■ **EXERCISE TASK**:
In the part of the listing that runs from its first line through the line containing "Text: O: O [689, 372, 699, 385]", rename "round-bottom flask" as "three-neck flask" and give those lines again with everything else unchanged.

■ **LISTING**:
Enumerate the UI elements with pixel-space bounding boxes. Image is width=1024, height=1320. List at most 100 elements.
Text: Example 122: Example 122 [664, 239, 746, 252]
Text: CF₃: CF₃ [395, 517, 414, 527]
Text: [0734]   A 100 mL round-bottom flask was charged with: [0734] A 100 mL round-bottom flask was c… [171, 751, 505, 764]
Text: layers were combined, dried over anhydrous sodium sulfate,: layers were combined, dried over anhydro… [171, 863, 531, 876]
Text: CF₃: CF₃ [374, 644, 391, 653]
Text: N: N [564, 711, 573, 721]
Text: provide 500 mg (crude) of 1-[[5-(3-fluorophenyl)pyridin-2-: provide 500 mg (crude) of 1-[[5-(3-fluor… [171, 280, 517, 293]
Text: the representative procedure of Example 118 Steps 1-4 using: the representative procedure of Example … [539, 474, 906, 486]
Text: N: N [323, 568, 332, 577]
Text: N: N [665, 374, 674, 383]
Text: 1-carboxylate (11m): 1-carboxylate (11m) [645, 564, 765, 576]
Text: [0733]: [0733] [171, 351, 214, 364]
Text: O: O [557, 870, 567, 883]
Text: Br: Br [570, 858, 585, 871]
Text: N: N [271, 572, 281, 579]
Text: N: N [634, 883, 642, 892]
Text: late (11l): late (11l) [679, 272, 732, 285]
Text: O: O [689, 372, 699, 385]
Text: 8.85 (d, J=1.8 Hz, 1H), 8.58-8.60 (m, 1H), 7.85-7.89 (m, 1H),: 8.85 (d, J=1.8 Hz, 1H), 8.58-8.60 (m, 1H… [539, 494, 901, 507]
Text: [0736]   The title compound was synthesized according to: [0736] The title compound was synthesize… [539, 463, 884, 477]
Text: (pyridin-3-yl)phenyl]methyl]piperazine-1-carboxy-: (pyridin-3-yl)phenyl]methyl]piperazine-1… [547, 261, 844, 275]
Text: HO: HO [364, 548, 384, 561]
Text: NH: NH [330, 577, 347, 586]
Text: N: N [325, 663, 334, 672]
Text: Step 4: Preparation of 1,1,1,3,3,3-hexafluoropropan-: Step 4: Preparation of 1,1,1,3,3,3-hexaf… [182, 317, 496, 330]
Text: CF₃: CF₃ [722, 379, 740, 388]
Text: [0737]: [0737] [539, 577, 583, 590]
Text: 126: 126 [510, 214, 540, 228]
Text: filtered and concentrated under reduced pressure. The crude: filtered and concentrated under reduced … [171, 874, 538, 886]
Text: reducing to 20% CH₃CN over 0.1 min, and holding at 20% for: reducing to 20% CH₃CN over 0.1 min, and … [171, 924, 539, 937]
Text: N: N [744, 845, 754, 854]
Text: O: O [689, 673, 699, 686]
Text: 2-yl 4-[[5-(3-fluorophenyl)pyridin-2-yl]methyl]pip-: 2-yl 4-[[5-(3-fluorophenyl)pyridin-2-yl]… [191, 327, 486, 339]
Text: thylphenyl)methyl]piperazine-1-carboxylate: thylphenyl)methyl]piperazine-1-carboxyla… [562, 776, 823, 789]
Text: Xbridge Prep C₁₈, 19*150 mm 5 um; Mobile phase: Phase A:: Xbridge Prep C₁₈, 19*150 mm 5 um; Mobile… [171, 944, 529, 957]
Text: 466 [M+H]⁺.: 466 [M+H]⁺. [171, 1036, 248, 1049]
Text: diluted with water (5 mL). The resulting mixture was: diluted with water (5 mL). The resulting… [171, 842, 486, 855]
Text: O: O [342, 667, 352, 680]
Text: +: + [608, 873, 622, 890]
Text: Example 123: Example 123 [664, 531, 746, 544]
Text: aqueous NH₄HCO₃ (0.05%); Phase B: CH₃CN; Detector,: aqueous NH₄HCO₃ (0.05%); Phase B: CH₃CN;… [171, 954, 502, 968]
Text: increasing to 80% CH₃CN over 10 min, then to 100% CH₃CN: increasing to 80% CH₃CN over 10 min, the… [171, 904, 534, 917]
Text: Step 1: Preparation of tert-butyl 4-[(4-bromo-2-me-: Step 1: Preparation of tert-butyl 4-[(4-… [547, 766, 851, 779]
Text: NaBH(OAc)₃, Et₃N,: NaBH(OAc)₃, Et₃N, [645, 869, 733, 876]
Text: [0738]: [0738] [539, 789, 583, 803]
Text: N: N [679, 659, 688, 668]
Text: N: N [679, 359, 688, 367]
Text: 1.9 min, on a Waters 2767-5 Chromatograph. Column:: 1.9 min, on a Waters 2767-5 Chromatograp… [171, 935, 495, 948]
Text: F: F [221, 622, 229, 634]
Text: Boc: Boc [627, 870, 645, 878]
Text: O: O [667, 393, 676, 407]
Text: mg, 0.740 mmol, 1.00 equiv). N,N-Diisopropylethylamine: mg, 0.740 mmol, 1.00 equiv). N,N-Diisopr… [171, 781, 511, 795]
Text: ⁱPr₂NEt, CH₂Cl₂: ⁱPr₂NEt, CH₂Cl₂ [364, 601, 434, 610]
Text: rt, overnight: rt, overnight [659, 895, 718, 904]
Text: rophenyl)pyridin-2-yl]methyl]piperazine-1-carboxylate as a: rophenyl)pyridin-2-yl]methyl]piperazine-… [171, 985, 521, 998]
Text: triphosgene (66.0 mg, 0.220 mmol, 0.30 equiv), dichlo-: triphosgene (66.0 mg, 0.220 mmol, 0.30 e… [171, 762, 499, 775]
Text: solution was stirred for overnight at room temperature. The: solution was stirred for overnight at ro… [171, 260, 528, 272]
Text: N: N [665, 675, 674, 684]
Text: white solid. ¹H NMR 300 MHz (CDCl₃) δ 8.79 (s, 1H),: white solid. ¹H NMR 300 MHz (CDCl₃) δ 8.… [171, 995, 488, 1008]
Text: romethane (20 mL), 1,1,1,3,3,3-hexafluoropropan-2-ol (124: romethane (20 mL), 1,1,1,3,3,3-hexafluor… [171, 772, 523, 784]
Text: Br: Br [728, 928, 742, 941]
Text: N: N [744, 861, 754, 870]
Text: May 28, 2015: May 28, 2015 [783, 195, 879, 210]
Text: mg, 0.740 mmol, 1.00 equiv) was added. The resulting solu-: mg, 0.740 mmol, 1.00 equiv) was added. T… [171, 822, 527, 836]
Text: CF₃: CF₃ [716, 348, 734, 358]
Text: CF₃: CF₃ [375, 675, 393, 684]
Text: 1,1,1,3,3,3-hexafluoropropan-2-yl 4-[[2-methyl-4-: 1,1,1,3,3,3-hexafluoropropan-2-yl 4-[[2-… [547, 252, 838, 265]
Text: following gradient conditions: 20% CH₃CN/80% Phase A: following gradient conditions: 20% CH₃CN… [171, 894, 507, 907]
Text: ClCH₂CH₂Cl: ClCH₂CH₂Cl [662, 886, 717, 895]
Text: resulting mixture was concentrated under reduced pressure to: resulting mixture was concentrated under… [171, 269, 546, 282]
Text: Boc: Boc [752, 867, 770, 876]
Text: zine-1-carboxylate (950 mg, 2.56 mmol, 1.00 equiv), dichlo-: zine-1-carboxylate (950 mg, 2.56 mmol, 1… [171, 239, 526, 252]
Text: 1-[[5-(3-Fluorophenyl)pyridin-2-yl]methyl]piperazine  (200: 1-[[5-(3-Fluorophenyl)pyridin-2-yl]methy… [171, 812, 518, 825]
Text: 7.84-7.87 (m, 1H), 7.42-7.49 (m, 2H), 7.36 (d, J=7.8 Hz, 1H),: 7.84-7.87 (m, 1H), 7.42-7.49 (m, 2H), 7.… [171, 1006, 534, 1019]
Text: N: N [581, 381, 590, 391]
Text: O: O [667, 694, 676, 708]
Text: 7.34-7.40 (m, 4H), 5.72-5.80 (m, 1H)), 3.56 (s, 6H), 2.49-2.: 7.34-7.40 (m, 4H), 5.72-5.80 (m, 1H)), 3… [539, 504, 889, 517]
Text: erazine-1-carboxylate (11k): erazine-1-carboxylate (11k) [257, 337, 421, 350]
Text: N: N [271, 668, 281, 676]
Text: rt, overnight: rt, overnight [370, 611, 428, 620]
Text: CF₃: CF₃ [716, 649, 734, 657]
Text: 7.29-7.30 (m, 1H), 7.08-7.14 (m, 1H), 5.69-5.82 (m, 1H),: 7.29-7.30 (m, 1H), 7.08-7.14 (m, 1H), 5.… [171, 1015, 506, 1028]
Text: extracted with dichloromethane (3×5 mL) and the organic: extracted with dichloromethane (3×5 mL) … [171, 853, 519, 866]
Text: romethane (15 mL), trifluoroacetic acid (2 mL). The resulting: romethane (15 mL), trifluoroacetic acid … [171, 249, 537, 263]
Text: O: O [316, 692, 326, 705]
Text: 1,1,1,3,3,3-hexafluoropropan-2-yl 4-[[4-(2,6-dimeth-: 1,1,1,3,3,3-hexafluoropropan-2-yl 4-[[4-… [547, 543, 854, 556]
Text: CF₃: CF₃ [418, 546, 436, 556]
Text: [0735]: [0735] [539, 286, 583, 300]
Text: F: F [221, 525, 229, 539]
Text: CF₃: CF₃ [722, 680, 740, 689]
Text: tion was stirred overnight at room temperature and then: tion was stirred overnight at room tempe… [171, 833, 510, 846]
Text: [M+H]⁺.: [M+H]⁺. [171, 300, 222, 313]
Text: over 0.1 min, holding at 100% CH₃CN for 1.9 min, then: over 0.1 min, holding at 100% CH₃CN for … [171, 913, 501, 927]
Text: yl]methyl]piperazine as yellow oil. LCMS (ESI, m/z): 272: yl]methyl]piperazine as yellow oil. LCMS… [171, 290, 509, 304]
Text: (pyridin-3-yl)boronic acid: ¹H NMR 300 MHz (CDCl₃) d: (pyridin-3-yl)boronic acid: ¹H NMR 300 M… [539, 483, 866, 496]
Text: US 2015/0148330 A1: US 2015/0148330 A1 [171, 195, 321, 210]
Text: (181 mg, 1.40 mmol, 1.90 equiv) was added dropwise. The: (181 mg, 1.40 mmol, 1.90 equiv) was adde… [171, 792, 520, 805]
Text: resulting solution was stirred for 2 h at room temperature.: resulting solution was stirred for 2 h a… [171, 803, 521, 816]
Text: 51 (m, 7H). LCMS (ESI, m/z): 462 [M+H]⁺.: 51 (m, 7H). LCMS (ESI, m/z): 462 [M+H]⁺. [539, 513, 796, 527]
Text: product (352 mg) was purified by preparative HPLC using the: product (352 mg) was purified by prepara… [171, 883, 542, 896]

■ **CORRECT OUTPUT**:
Enumerate the UI elements with pixel-space bounding boxes. Image is width=1024, height=1320. List at most 100 elements.
Text: Example 122: Example 122 [664, 239, 746, 252]
Text: CF₃: CF₃ [395, 517, 414, 527]
Text: [0734]   A 100 mL three-neck flask was charged with: [0734] A 100 mL three-neck flask was c… [171, 751, 505, 764]
Text: layers were combined, dried over anhydrous sodium sulfate,: layers were combined, dried over anhydro… [171, 863, 531, 876]
Text: CF₃: CF₃ [374, 644, 391, 653]
Text: N: N [564, 711, 573, 721]
Text: provide 500 mg (crude) of 1-[[5-(3-fluorophenyl)pyridin-2-: provide 500 mg (crude) of 1-[[5-(3-fluor… [171, 280, 517, 293]
Text: the representative procedure of Example 118 Steps 1-4 using: the representative procedure of Example … [539, 474, 906, 486]
Text: N: N [323, 568, 332, 577]
Text: N: N [665, 374, 674, 383]
Text: 1-carboxylate (11m): 1-carboxylate (11m) [645, 564, 765, 576]
Text: [0733]: [0733] [171, 351, 214, 364]
Text: O: O [557, 870, 567, 883]
Text: Br: Br [570, 858, 585, 871]
Text: N: N [271, 572, 281, 579]
Text: N: N [634, 883, 642, 892]
Text: late (11l): late (11l) [679, 272, 732, 285]
Text: O: O [689, 372, 699, 385]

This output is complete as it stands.